• STATED PROBLEM
Gather all lines with the word "since" in them.

• INFORMATION SHOWN
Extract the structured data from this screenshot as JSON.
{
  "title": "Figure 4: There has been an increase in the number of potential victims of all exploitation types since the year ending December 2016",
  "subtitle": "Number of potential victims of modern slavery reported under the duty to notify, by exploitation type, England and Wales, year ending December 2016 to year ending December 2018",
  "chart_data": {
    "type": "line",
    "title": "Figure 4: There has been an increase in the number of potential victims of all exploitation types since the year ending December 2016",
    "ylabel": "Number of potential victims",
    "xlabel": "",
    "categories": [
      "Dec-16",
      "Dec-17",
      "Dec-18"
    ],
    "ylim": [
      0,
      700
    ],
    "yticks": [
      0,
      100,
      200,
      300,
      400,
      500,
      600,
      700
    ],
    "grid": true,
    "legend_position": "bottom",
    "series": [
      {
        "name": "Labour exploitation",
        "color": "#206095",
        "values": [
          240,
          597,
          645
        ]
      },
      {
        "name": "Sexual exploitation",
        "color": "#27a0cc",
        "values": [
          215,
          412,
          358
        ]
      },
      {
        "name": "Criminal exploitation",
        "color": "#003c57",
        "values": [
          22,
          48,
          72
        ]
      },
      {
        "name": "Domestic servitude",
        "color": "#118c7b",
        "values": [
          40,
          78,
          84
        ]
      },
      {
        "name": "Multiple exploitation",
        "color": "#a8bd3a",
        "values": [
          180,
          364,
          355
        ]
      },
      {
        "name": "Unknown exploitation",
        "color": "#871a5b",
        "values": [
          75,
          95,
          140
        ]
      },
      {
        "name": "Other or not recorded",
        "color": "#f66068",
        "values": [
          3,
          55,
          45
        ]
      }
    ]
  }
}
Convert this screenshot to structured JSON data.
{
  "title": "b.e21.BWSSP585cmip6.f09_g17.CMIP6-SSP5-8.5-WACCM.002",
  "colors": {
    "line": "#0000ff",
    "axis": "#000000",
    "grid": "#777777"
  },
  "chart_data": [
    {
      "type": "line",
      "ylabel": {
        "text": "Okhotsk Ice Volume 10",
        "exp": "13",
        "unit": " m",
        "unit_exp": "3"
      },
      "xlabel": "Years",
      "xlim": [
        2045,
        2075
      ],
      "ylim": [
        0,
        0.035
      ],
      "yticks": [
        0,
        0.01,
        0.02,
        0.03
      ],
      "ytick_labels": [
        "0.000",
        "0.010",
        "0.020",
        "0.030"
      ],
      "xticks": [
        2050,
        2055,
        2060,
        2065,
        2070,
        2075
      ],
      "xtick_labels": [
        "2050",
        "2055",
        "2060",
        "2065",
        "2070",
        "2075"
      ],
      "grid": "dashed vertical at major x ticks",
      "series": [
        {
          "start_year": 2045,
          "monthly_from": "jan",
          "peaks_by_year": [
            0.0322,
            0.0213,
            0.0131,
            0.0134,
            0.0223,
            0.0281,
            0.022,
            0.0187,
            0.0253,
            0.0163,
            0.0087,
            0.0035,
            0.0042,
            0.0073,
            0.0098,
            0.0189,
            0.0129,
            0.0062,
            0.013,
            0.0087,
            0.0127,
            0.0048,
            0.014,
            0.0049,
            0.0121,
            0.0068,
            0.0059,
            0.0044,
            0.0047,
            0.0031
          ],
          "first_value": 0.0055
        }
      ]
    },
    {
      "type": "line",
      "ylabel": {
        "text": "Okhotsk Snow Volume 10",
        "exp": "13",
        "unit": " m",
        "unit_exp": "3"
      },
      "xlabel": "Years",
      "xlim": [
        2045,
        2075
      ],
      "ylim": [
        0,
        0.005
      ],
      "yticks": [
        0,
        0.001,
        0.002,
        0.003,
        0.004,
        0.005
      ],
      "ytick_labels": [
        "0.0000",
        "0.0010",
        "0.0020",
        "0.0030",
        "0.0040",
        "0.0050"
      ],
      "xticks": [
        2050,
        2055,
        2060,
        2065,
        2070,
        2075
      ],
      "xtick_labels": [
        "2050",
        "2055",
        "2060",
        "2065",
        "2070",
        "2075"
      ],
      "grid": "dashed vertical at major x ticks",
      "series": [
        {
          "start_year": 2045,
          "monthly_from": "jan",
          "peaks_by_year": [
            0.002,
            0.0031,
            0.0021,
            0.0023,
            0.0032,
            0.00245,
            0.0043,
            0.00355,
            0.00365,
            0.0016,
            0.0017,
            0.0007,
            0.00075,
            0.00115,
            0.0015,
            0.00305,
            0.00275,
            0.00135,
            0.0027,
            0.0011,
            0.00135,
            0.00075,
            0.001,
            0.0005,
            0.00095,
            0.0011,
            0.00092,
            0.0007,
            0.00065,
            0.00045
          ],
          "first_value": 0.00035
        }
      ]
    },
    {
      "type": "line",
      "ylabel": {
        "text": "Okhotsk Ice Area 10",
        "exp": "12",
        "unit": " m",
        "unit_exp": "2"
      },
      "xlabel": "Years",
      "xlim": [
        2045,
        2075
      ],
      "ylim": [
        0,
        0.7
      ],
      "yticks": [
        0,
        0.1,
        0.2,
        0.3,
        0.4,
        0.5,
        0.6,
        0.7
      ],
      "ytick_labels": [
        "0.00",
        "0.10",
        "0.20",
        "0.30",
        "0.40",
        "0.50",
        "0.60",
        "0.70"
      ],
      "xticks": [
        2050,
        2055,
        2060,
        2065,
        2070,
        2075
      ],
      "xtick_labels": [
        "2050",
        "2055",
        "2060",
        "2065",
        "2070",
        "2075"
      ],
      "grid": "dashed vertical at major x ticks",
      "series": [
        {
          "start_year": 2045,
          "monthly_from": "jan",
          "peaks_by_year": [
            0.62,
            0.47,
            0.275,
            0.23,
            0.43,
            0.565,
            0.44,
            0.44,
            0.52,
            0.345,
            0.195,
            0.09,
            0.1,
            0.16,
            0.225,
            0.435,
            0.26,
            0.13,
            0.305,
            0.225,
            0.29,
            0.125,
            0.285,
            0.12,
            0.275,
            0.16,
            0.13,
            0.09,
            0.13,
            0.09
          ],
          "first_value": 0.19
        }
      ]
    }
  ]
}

• ANSWER TO THE PROBLEM
  "title": "Figure 4: There has been an increase in the number of potential victims of all exploitation types since the year ending December 2016",
    "title": "Figure 4: There has been an increase in the number of potential victims of all exploitation types since the year ending December 2016",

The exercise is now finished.